• [Problem] Under this task are some entries; return every one of them exactly.
----
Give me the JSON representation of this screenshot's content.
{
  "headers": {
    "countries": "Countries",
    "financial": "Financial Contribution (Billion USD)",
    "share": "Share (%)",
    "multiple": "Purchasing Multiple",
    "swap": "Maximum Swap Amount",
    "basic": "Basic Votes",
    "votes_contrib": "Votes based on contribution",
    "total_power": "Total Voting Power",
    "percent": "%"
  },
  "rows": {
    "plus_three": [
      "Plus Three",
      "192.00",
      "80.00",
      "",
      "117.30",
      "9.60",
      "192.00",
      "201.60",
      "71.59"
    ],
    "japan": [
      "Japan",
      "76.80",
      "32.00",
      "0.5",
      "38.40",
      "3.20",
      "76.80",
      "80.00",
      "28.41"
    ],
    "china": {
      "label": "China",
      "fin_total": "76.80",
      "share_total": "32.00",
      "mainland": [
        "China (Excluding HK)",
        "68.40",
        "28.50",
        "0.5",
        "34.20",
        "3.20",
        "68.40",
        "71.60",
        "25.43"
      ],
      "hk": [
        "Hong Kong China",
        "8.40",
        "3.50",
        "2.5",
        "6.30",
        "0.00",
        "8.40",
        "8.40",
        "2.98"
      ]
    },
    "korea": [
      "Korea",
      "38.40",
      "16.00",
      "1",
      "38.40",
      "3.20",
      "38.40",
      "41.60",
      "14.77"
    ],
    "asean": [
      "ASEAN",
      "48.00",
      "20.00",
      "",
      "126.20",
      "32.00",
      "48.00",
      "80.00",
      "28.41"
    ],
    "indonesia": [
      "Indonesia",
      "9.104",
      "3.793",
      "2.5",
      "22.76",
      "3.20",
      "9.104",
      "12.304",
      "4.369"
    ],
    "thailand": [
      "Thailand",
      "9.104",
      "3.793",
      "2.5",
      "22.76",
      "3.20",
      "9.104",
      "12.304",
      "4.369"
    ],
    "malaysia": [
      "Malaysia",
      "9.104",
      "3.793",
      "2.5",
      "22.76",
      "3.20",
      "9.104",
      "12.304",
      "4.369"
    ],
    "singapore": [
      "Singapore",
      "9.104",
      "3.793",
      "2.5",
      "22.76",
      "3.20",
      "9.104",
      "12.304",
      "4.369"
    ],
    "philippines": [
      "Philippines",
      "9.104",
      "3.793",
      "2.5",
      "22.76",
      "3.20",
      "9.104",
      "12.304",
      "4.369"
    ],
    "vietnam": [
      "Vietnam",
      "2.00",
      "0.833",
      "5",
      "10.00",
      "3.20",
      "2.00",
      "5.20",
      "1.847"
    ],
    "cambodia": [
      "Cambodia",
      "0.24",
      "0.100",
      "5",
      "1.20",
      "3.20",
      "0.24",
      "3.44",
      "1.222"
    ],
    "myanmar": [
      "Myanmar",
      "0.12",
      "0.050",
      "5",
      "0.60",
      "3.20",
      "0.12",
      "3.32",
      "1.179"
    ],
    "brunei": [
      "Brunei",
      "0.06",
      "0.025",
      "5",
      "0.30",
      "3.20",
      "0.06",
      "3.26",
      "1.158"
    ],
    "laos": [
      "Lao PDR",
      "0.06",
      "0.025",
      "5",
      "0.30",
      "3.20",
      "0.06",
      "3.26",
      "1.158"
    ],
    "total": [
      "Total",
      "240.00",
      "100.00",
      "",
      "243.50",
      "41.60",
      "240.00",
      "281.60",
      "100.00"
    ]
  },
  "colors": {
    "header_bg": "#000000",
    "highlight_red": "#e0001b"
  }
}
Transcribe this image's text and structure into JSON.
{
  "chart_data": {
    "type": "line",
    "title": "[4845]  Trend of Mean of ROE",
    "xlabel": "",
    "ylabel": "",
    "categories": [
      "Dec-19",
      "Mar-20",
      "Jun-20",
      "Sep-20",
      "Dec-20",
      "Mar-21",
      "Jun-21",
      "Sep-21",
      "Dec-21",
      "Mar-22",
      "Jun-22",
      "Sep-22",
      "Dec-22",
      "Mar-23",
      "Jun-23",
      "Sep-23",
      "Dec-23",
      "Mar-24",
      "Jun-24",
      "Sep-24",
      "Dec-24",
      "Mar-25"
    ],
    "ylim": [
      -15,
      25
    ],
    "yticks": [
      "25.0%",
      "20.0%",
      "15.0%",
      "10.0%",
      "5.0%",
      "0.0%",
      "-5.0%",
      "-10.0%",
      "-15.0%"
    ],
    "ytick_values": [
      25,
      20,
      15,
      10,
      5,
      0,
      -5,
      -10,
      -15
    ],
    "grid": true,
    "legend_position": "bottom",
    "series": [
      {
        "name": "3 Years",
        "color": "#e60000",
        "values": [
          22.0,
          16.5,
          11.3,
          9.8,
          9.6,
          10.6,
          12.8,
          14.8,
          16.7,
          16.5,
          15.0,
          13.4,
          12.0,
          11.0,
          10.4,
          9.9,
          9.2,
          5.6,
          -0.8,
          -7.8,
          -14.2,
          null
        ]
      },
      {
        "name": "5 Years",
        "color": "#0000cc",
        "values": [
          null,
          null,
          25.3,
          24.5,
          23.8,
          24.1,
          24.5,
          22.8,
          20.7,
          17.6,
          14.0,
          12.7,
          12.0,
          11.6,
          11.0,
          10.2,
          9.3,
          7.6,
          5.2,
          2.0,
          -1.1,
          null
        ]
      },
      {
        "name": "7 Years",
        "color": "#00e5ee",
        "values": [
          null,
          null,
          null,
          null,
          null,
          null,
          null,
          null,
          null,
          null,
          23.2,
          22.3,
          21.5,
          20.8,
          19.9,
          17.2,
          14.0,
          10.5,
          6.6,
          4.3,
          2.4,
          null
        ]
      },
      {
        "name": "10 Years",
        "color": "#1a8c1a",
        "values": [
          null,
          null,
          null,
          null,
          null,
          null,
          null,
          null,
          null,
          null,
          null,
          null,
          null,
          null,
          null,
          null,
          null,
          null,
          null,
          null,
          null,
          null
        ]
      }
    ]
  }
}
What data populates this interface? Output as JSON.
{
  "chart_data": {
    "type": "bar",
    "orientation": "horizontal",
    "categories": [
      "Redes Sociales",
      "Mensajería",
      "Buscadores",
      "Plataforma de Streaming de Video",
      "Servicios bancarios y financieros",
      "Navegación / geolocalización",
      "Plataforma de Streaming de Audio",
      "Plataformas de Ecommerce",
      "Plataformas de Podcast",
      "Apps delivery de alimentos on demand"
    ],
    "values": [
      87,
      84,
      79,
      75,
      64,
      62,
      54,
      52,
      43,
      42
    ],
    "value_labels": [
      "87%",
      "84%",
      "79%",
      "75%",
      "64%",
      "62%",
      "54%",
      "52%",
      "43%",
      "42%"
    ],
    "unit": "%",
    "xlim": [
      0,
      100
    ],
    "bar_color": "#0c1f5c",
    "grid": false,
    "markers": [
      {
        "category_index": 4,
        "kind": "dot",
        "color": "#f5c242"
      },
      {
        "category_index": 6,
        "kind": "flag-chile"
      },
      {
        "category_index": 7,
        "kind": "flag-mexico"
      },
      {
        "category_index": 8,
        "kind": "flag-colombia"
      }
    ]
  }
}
----
• [Correct result]
Give me the JSON representation of this screenshot's content.
{
  "headers": {
    "countries": "Countries",
    "financial": "Financial Contribution (Billion USD)",
    "share": "Share (%)",
    "multiple": "Purchasing Multiple",
    "swap": "Maximum Swap Amount",
    "basic": "Basic Votes",
    "votes_contrib": "Votes based on contribution",
    "total_power": "Total Voting Power",
    "percent": "%"
  },
  "rows": {
    "plus_three": [
      "Plus Three",
      "192.00",
      "80.00",
      "",
      "117.30",
      "9.60",
      "192.00",
      "201.60",
      "71.59"
    ],
    "japan": [
      "Japan",
      "76.80",
      "32.00",
      "0.5",
      "38.40",
      "3.20",
      "76.80",
      "80.00",
      "28.41"
    ],
    "china": {
      "label": "China",
      "fin_total": "76.80",
      "share_total": "32.00",
      "mainland": [
        "China (Excluding HK)",
        "68.40",
        "28.50",
        "0.5",
        "34.20",
        "3.20",
        "68.40",
        "71.60",
        "25.43"
      ],
      "hk": [
        "Hong Kong China",
        "8.40",
        "3.50",
        "2.5",
        "6.30",
        "0.00",
        "8.40",
        "8.40",
        "2.98"
      ]
    },
    "korea": [
      "Korea",
      "38.40",
      "16.00",
      "1",
      "38.40",
      "3.20",
      "38.40",
      "41.60",
      "14.77"
    ],
    "asean": [
      "ASEAN",
      "48.00",
      "20.00",
      "",
      "126.20",
      "32.00",
      "48.00",
      "80.00",
      "28.41"
    ],
    "indonesia": [
      "Indonesia",
      "9.104",
      "3.793",
      "2.5",
      "22.76",
      "3.20",
      "9.104",
      "12.304",
      "4.369"
    ],
    "thailand": [
      "Thailand",
      "9.104",
      "3.793",
      "2.5",
      "22.76",
      "3.20",
      "9.104",
      "12.304",
      "4.369"
    ],
    "malaysia": [
      "Malaysia",
      "9.104",
      "3.793",
      "2.5",
      "22.76",
      "3.20",
      "9.104",
      "12.304",
      "4.369"
    ],
    "singapore": [
      "Singapore",
      "9.104",
      "3.793",
      "2.5",
      "22.76",
      "3.20",
      "9.104",
      "12.304",
      "4.369"
    ],
    "philippines": [
      "Philippines",
      "9.104",
      "3.793",
      "2.5",
      "22.76",
      "3.20",
      "9.104",
      "12.304",
      "4.369"
    ],
    "vietnam": [
      "Vietnam",
      "2.00",
      "0.833",
      "5",
      "10.00",
      "3.20",
      "2.00",
      "5.20",
      "1.847"
    ],
    "cambodia": [
      "Cambodia",
      "0.24",
      "0.100",
      "5",
      "1.20",
      "3.20",
      "0.24",
      "3.44",
      "1.222"
    ],
    "myanmar": [
      "Myanmar",
      "0.12",
      "0.050",
      "5",
      "0.60",
      "3.20",
      "0.12",
      "3.32",
      "1.179"
    ],
    "brunei": [
      "Brunei",
      "0.06",
      "0.025",
      "5",
      "0.30",
      "3.20",
      "0.06",
      "3.26",
      "1.158"
    ],
    "laos": [
      "Lao PDR",
      "0.06",
      "0.025",
      "5",
      "0.30",
      "3.20",
      "0.06",
      "3.26",
      "1.158"
    ],
    "total": [
      "Total",
      "240.00",
      "100.00",
      "",
      "243.50",
      "41.60",
      "240.00",
      "281.60",
      "100.00"
    ]
  },
  "colors": {
    "header_bg": "#000000",
    "highlight_red": "#e0001b"
  }
}
Transcribe this image's text and structure into JSON.
{
  "chart_data": {
    "type": "line",
    "title": "[4845]  Trend of Mean of ROE",
    "xlabel": "",
    "ylabel": "",
    "categories": [
      "Dec-19",
      "Mar-20",
      "Jun-20",
      "Sep-20",
      "Dec-20",
      "Mar-21",
      "Jun-21",
      "Sep-21",
      "Dec-21",
      "Mar-22",
      "Jun-22",
      "Sep-22",
      "Dec-22",
      "Mar-23",
      "Jun-23",
      "Sep-23",
      "Dec-23",
      "Mar-24",
      "Jun-24",
      "Sep-24",
      "Dec-24",
      "Mar-25"
    ],
    "ylim": [
      -15,
      25
    ],
    "yticks": [
      "25.0%",
      "20.0%",
      "15.0%",
      "10.0%",
      "5.0%",
      "0.0%",
      "-5.0%",
      "-10.0%",
      "-15.0%"
    ],
    "ytick_values": [
      25,
      20,
      15,
      10,
      5,
      0,
      -5,
      -10,
      -15
    ],
    "grid": true,
    "legend_position": "bottom",
    "series": [
      {
        "name": "3 Years",
        "color": "#e60000",
        "values": [
          22.0,
          16.5,
          11.3,
          9.8,
          9.6,
          10.6,
          12.8,
          14.8,
          16.7,
          16.5,
          15.0,
          13.4,
          12.0,
          11.0,
          10.4,
          9.9,
          9.2,
          5.6,
          -0.8,
          -7.8,
          -14.2,
          null
        ]
      },
      {
        "name": "5 Years",
        "color": "#0000cc",
        "values": [
          null,
          null,
          25.3,
          24.5,
          23.8,
          24.1,
          24.5,
          22.8,
          20.7,
          17.6,
          14.0,
          12.7,
          12.0,
          11.6,
          11.0,
          10.2,
          9.3,
          7.6,
          5.2,
          2.0,
          -1.1,
          null
        ]
      },
      {
        "name": "7 Years",
        "color": "#00e5ee",
        "values": [
          null,
          null,
          null,
          null,
          null,
          null,
          null,
          null,
          null,
          null,
          23.2,
          22.3,
          21.5,
          20.8,
          19.9,
          17.2,
          14.0,
          10.5,
          6.6,
          4.3,
          2.4,
          null
        ]
      },
      {
        "name": "10 Years",
        "color": "#1a8c1a",
        "values": [
          null,
          null,
          null,
          null,
          null,
          null,
          null,
          null,
          null,
          null,
          null,
          null,
          null,
          null,
          null,
          null,
          null,
          null,
          null,
          null,
          null,
          null
        ]
      }
    ]
  }
}
What data populates this interface? Output as JSON.
{
  "chart_data": {
    "type": "bar",
    "orientation": "horizontal",
    "categories": [
      "Redes Sociales",
      "Mensajería",
      "Buscadores",
      "Plataforma de Streaming de Video",
      "Servicios bancarios y financieros",
      "Navegación / geolocalización",
      "Plataforma de Streaming de Audio",
      "Plataformas de Ecommerce",
      "Plataformas de Podcast",
      "Apps delivery de alimentos on demand"
    ],
    "values": [
      87,
      84,
      79,
      75,
      64,
      62,
      54,
      52,
      43,
      42
    ],
    "value_labels": [
      "87%",
      "84%",
      "79%",
      "75%",
      "64%",
      "62%",
      "54%",
      "52%",
      "43%",
      "42%"
    ],
    "unit": "%",
    "xlim": [
      0,
      100
    ],
    "bar_color": "#0c1f5c",
    "grid": false,
    "markers": [
      {
        "category_index": 4,
        "kind": "dot",
        "color": "#f5c242"
      },
      {
        "category_index": 6,
        "kind": "flag-chile"
      },
      {
        "category_index": 7,
        "kind": "flag-mexico"
      },
      {
        "category_index": 8,
        "kind": "flag-colombia"
      }
    ]
  }
}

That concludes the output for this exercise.